▶ [Task objective]:
Write out the listing below without alteration, omitting its pictures.

Raw records
:::::
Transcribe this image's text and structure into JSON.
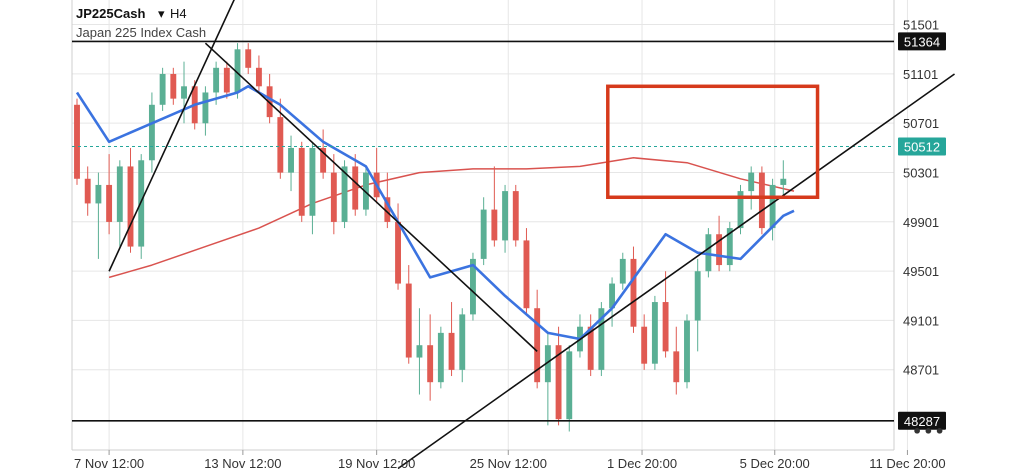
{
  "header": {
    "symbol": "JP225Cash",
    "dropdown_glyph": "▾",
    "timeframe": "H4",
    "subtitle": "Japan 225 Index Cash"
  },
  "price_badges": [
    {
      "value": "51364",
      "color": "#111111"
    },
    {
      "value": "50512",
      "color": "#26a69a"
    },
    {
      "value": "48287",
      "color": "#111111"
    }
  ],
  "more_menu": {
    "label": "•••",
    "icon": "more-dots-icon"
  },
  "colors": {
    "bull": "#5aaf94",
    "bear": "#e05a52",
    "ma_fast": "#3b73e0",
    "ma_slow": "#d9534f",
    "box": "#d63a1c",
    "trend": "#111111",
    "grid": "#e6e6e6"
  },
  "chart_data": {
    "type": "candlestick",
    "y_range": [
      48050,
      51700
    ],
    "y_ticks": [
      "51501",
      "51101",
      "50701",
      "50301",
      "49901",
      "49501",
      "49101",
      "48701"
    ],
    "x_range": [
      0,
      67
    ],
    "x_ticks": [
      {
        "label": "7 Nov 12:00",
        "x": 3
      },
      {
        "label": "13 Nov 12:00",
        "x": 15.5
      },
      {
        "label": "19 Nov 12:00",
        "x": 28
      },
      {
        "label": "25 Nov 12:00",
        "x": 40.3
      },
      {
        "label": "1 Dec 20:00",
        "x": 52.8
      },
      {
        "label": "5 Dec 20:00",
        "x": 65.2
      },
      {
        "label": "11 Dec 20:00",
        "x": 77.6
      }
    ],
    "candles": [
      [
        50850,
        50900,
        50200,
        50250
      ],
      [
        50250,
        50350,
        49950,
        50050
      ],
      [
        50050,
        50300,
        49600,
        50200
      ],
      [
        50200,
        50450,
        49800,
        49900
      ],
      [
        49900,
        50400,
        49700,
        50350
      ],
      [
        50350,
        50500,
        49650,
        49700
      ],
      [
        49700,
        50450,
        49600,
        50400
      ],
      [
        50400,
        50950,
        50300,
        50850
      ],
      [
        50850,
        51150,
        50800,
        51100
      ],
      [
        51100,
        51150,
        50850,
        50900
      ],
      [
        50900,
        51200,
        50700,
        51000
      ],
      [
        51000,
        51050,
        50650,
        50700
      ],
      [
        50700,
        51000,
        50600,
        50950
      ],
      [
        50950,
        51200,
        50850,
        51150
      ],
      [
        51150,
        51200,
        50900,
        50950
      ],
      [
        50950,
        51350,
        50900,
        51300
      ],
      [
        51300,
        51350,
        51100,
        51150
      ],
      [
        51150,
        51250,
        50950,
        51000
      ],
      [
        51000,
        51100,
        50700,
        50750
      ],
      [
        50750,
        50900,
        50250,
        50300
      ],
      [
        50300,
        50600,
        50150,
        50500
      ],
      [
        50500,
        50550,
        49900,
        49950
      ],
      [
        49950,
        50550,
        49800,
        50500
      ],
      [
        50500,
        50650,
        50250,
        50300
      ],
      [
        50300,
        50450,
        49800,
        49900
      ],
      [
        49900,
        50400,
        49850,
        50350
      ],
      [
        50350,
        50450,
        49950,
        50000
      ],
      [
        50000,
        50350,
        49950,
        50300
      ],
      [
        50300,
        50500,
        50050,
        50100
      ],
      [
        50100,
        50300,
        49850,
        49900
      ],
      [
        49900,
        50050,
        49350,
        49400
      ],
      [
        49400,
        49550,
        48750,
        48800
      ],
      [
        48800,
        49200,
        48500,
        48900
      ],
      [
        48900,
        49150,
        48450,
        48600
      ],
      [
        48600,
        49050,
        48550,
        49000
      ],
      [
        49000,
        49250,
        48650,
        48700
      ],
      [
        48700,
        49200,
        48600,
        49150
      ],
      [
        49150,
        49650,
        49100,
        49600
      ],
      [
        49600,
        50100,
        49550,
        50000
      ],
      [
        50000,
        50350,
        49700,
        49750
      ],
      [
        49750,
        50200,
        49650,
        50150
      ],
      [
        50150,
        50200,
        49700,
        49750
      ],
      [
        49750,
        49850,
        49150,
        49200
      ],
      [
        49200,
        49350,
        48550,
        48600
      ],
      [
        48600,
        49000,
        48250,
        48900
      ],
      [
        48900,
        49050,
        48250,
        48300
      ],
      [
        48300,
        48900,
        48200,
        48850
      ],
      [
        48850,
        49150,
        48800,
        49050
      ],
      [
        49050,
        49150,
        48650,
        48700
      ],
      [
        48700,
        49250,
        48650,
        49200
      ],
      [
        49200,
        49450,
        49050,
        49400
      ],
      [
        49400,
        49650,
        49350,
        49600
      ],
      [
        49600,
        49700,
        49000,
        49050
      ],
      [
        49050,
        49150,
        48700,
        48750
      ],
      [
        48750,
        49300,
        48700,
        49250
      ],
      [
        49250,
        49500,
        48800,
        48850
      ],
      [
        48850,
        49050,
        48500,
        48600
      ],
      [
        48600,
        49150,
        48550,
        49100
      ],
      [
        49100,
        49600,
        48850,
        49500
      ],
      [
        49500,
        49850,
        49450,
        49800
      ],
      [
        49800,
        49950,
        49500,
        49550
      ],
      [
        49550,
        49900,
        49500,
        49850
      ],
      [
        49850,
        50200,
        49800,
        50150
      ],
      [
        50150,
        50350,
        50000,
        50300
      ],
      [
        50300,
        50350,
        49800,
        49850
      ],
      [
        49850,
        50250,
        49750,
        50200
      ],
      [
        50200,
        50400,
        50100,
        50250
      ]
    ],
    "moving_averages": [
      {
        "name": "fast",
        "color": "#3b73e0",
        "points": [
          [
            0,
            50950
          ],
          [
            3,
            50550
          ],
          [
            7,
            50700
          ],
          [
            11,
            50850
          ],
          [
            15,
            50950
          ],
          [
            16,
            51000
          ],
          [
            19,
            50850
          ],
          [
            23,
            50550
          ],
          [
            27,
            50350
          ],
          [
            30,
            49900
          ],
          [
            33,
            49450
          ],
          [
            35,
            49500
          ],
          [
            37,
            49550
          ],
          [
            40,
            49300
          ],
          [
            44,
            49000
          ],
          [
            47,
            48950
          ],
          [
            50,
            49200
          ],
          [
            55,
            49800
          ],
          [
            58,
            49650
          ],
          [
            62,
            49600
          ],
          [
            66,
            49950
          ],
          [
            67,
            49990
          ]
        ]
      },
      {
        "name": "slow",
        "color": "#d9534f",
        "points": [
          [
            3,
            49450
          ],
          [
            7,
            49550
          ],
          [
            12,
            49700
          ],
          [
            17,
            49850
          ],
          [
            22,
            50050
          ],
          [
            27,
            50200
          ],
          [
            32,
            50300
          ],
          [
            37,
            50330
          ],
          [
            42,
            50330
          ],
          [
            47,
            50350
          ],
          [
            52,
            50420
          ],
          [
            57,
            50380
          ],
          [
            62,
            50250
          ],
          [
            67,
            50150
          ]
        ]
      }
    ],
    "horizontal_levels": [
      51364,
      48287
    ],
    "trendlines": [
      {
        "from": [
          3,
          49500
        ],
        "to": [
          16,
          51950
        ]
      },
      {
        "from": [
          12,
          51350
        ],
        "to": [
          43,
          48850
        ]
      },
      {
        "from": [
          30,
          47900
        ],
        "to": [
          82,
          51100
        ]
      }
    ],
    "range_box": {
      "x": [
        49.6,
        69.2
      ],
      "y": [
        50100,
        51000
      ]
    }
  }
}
:::::
▶ [Expected answer]:
Transcribe this image's text and structure into JSON.
{
  "header": {
    "symbol": "JP225Cash",
    "dropdown_glyph": "▾",
    "timeframe": "H4",
    "subtitle": "Japan 225 Index Cash"
  },
  "price_badges": [
    {
      "value": "51364",
      "color": "#111111"
    },
    {
      "value": "50512",
      "color": "#26a69a"
    },
    {
      "value": "48287",
      "color": "#111111"
    }
  ],
  "more_menu": {
    "label": "•••",
    "icon": "more-dots-icon"
  },
  "colors": {
    "bull": "#5aaf94",
    "bear": "#e05a52",
    "ma_fast": "#3b73e0",
    "ma_slow": "#d9534f",
    "box": "#d63a1c",
    "trend": "#111111",
    "grid": "#e6e6e6"
  },
  "chart_data": {
    "type": "candlestick",
    "y_range": [
      48050,
      51700
    ],
    "y_ticks": [
      "51501",
      "51101",
      "50701",
      "50301",
      "49901",
      "49501",
      "49101",
      "48701"
    ],
    "x_range": [
      0,
      67
    ],
    "x_ticks": [
      {
        "label": "7 Nov 12:00",
        "x": 3
      },
      {
        "label": "13 Nov 12:00",
        "x": 15.5
      },
      {
        "label": "19 Nov 12:00",
        "x": 28
      },
      {
        "label": "25 Nov 12:00",
        "x": 40.3
      },
      {
        "label": "1 Dec 20:00",
        "x": 52.8
      },
      {
        "label": "5 Dec 20:00",
        "x": 65.2
      },
      {
        "label": "11 Dec 20:00",
        "x": 77.6
      }
    ],
    "candles": [
      [
        50850,
        50900,
        50200,
        50250
      ],
      [
        50250,
        50350,
        49950,
        50050
      ],
      [
        50050,
        50300,
        49600,
        50200
      ],
      [
        50200,
        50450,
        49800,
        49900
      ],
      [
        49900,
        50400,
        49700,
        50350
      ],
      [
        50350,
        50500,
        49650,
        49700
      ],
      [
        49700,
        50450,
        49600,
        50400
      ],
      [
        50400,
        50950,
        50300,
        50850
      ],
      [
        50850,
        51150,
        50800,
        51100
      ],
      [
        51100,
        51150,
        50850,
        50900
      ],
      [
        50900,
        51200,
        50700,
        51000
      ],
      [
        51000,
        51050,
        50650,
        50700
      ],
      [
        50700,
        51000,
        50600,
        50950
      ],
      [
        50950,
        51200,
        50850,
        51150
      ],
      [
        51150,
        51200,
        50900,
        50950
      ],
      [
        50950,
        51350,
        50900,
        51300
      ],
      [
        51300,
        51350,
        51100,
        51150
      ],
      [
        51150,
        51250,
        50950,
        51000
      ],
      [
        51000,
        51100,
        50700,
        50750
      ],
      [
        50750,
        50900,
        50250,
        50300
      ],
      [
        50300,
        50600,
        50150,
        50500
      ],
      [
        50500,
        50550,
        49900,
        49950
      ],
      [
        49950,
        50550,
        49800,
        50500
      ],
      [
        50500,
        50650,
        50250,
        50300
      ],
      [
        50300,
        50450,
        49800,
        49900
      ],
      [
        49900,
        50400,
        49850,
        50350
      ],
      [
        50350,
        50450,
        49950,
        50000
      ],
      [
        50000,
        50350,
        49950,
        50300
      ],
      [
        50300,
        50500,
        50050,
        50100
      ],
      [
        50100,
        50300,
        49850,
        49900
      ],
      [
        49900,
        50050,
        49350,
        49400
      ],
      [
        49400,
        49550,
        48750,
        48800
      ],
      [
        48800,
        49200,
        48500,
        48900
      ],
      [
        48900,
        49150,
        48450,
        48600
      ],
      [
        48600,
        49050,
        48550,
        49000
      ],
      [
        49000,
        49250,
        48650,
        48700
      ],
      [
        48700,
        49200,
        48600,
        49150
      ],
      [
        49150,
        49650,
        49100,
        49600
      ],
      [
        49600,
        50100,
        49550,
        50000
      ],
      [
        50000,
        50350,
        49700,
        49750
      ],
      [
        49750,
        50200,
        49650,
        50150
      ],
      [
        50150,
        50200,
        49700,
        49750
      ],
      [
        49750,
        49850,
        49150,
        49200
      ],
      [
        49200,
        49350,
        48550,
        48600
      ],
      [
        48600,
        49000,
        48250,
        48900
      ],
      [
        48900,
        49050,
        48250,
        48300
      ],
      [
        48300,
        48900,
        48200,
        48850
      ],
      [
        48850,
        49150,
        48800,
        49050
      ],
      [
        49050,
        49150,
        48650,
        48700
      ],
      [
        48700,
        49250,
        48650,
        49200
      ],
      [
        49200,
        49450,
        49050,
        49400
      ],
      [
        49400,
        49650,
        49350,
        49600
      ],
      [
        49600,
        49700,
        49000,
        49050
      ],
      [
        49050,
        49150,
        48700,
        48750
      ],
      [
        48750,
        49300,
        48700,
        49250
      ],
      [
        49250,
        49500,
        48800,
        48850
      ],
      [
        48850,
        49050,
        48500,
        48600
      ],
      [
        48600,
        49150,
        48550,
        49100
      ],
      [
        49100,
        49600,
        48850,
        49500
      ],
      [
        49500,
        49850,
        49450,
        49800
      ],
      [
        49800,
        49950,
        49500,
        49550
      ],
      [
        49550,
        49900,
        49500,
        49850
      ],
      [
        49850,
        50200,
        49800,
        50150
      ],
      [
        50150,
        50350,
        50000,
        50300
      ],
      [
        50300,
        50350,
        49800,
        49850
      ],
      [
        49850,
        50250,
        49750,
        50200
      ],
      [
        50200,
        50400,
        50100,
        50250
      ]
    ],
    "moving_averages": [
      {
        "name": "fast",
        "color": "#3b73e0",
        "points": [
          [
            0,
            50950
          ],
          [
            3,
            50550
          ],
          [
            7,
            50700
          ],
          [
            11,
            50850
          ],
          [
            15,
            50950
          ],
          [
            16,
            51000
          ],
          [
            19,
            50850
          ],
          [
            23,
            50550
          ],
          [
            27,
            50350
          ],
          [
            30,
            49900
          ],
          [
            33,
            49450
          ],
          [
            35,
            49500
          ],
          [
            37,
            49550
          ],
          [
            40,
            49300
          ],
          [
            44,
            49000
          ],
          [
            47,
            48950
          ],
          [
            50,
            49200
          ],
          [
            55,
            49800
          ],
          [
            58,
            49650
          ],
          [
            62,
            49600
          ],
          [
            66,
            49950
          ],
          [
            67,
            49990
          ]
        ]
      },
      {
        "name": "slow",
        "color": "#d9534f",
        "points": [
          [
            3,
            49450
          ],
          [
            7,
            49550
          ],
          [
            12,
            49700
          ],
          [
            17,
            49850
          ],
          [
            22,
            50050
          ],
          [
            27,
            50200
          ],
          [
            32,
            50300
          ],
          [
            37,
            50330
          ],
          [
            42,
            50330
          ],
          [
            47,
            50350
          ],
          [
            52,
            50420
          ],
          [
            57,
            50380
          ],
          [
            62,
            50250
          ],
          [
            67,
            50150
          ]
        ]
      }
    ],
    "horizontal_levels": [
      51364,
      48287
    ],
    "trendlines": [
      {
        "from": [
          3,
          49500
        ],
        "to": [
          16,
          51950
        ]
      },
      {
        "from": [
          12,
          51350
        ],
        "to": [
          43,
          48850
        ]
      },
      {
        "from": [
          30,
          47900
        ],
        "to": [
          82,
          51100
        ]
      }
    ],
    "range_box": {
      "x": [
        49.6,
        69.2
      ],
      "y": [
        50100,
        51000
      ]
    }
  }
}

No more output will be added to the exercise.